**SUPPLIED RECORDS**
------------------------------------

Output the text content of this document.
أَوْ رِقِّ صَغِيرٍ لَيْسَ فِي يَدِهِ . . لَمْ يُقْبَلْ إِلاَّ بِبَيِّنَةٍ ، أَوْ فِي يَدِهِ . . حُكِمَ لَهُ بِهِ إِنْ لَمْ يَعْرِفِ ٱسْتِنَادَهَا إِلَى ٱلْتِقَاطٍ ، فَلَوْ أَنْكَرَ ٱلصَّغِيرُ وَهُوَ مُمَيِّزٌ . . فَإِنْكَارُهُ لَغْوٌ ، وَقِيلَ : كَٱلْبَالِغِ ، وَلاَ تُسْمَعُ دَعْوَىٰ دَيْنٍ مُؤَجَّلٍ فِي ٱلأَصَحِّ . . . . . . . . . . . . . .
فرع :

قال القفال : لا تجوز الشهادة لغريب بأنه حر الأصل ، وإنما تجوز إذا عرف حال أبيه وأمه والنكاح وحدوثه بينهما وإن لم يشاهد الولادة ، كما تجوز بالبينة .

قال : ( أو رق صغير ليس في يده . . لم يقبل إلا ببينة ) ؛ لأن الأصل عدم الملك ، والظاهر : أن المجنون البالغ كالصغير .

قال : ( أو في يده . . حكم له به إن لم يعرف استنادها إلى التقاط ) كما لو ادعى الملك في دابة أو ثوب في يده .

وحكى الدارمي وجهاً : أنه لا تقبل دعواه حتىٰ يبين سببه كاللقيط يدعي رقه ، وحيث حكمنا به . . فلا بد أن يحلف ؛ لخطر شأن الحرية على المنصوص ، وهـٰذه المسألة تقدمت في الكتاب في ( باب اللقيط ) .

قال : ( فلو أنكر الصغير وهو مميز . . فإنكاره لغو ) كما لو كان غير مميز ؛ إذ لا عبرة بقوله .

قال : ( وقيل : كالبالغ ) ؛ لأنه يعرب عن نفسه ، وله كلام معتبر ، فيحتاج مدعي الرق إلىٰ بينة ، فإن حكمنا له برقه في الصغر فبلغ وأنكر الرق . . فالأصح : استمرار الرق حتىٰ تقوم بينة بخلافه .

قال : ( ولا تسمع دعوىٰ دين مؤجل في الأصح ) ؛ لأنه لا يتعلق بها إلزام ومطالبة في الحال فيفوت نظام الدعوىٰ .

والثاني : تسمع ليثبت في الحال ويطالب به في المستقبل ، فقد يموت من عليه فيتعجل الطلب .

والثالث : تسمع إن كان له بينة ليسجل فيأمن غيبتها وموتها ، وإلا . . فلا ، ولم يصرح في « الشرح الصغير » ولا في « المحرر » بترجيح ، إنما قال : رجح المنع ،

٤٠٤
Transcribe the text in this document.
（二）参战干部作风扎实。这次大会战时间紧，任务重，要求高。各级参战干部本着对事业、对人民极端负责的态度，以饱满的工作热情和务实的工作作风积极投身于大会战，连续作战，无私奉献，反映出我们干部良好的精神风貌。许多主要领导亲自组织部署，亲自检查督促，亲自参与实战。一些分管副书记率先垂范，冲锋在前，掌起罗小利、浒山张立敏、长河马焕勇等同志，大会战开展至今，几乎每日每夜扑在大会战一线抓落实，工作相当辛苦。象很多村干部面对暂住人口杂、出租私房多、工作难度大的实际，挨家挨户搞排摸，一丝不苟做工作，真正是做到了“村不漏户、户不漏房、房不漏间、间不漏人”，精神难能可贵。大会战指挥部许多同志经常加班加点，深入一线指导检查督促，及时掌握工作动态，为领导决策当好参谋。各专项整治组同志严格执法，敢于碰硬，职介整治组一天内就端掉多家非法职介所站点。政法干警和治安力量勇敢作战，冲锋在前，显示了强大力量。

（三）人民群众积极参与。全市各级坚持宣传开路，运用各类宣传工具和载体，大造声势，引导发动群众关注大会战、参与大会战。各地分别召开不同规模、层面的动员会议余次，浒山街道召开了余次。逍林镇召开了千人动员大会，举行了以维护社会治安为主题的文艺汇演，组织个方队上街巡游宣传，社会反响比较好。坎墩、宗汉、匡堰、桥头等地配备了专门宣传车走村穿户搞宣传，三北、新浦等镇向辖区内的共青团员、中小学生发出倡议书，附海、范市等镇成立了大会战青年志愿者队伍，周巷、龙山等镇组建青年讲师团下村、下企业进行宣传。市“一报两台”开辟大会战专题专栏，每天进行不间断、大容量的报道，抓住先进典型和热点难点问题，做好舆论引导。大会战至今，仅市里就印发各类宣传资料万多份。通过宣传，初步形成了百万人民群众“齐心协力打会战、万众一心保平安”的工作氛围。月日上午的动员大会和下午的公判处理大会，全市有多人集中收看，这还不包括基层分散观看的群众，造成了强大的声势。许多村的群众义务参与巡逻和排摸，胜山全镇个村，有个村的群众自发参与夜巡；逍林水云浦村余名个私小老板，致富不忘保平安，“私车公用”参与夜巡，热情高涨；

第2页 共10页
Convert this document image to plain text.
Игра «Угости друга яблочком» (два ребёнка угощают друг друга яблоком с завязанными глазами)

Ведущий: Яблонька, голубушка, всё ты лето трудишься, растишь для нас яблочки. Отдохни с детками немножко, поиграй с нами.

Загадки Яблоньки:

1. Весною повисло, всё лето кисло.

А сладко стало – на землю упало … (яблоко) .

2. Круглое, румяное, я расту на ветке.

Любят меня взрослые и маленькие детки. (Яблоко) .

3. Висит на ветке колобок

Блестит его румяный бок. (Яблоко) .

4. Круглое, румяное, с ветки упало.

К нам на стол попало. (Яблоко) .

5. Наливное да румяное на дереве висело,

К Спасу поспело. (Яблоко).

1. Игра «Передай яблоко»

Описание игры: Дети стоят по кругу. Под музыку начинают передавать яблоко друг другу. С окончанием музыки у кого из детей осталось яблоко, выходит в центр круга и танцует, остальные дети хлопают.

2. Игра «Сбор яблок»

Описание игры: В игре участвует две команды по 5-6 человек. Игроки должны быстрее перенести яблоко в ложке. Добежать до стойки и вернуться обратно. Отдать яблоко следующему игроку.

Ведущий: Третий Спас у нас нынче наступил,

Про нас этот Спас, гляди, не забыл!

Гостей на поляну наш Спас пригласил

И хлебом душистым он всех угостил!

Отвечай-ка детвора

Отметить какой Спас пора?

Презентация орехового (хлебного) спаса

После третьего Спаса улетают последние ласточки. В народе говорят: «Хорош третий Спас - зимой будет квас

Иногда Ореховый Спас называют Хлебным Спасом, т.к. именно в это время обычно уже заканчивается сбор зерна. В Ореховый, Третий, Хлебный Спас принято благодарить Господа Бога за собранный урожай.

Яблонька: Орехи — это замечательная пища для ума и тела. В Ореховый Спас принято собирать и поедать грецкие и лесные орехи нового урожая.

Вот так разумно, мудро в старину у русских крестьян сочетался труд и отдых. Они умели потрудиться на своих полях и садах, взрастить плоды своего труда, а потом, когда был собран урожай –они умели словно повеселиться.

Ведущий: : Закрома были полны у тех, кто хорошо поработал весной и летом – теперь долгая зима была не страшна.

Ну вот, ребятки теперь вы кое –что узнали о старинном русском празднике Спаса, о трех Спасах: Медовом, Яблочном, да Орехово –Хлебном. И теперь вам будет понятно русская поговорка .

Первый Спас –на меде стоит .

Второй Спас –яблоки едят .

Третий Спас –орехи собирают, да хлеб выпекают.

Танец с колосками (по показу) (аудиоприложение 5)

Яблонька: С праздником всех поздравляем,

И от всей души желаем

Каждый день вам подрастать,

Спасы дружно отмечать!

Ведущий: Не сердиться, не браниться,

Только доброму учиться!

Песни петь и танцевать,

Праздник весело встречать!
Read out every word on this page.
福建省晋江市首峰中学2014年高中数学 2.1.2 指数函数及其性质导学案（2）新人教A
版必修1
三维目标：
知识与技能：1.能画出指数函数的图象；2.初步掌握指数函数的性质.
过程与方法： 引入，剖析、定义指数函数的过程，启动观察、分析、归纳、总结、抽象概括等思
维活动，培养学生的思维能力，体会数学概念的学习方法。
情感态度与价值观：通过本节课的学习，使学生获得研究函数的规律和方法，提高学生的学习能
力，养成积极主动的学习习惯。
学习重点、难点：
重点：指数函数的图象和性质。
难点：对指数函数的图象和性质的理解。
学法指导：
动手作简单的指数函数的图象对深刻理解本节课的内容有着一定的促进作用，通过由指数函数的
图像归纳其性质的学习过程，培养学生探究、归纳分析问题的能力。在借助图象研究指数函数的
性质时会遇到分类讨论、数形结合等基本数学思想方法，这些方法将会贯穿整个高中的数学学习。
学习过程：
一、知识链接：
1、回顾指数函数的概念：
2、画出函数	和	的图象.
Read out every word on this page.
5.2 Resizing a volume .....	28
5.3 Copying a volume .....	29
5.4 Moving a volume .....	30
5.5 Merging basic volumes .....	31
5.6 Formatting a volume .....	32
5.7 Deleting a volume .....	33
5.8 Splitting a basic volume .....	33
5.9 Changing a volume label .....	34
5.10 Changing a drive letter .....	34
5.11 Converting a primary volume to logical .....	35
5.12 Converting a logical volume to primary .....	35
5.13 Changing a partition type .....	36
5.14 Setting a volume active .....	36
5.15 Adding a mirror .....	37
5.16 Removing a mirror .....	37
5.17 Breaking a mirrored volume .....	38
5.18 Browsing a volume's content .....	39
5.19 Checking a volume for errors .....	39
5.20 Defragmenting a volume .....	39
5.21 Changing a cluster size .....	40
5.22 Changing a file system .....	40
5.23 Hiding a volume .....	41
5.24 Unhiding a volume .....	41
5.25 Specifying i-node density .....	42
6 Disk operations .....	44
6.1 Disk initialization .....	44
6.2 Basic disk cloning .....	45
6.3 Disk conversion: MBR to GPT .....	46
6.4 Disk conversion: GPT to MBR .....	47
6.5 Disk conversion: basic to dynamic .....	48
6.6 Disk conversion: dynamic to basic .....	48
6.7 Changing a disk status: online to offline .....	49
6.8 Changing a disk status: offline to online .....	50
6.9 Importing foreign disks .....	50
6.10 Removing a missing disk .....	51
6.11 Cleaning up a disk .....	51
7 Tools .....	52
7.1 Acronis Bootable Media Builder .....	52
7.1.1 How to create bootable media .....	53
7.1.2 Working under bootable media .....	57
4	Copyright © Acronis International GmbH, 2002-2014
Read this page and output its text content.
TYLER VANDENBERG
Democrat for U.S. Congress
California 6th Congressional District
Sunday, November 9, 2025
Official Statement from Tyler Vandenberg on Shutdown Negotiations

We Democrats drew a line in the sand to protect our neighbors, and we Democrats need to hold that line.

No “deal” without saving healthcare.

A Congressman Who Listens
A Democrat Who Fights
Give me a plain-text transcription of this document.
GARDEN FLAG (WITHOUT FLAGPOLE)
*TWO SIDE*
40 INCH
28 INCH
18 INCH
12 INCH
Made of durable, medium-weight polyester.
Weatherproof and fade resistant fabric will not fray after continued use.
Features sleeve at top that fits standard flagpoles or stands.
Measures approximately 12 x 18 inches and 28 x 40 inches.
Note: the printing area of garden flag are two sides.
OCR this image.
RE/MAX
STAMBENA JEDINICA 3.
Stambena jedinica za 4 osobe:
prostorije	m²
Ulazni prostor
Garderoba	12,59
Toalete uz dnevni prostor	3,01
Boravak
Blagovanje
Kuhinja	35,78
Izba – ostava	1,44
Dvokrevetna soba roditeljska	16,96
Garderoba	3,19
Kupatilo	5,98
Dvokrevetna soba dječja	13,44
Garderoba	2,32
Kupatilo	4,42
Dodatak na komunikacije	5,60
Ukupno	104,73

------------------------------------

**GOAL**
Identify the lines above that contain the word "الأصل", then copy them.

**SOLUTION TO THE EXERCISE**
قال القفال : لا تجوز الشهادة لغريب بأنه حر الأصل ، وإنما تجوز إذا عرف حال أبيه وأمه والنكاح وحدوثه بينهما وإن لم يشاهد الولادة ، كما تجوز بالبينة .
قال : ( أو رق صغير ليس في يده . . لم يقبل إلا ببينة ) ؛ لأن الأصل عدم الملك ، والظاهر : أن المجنون البالغ كالصغير .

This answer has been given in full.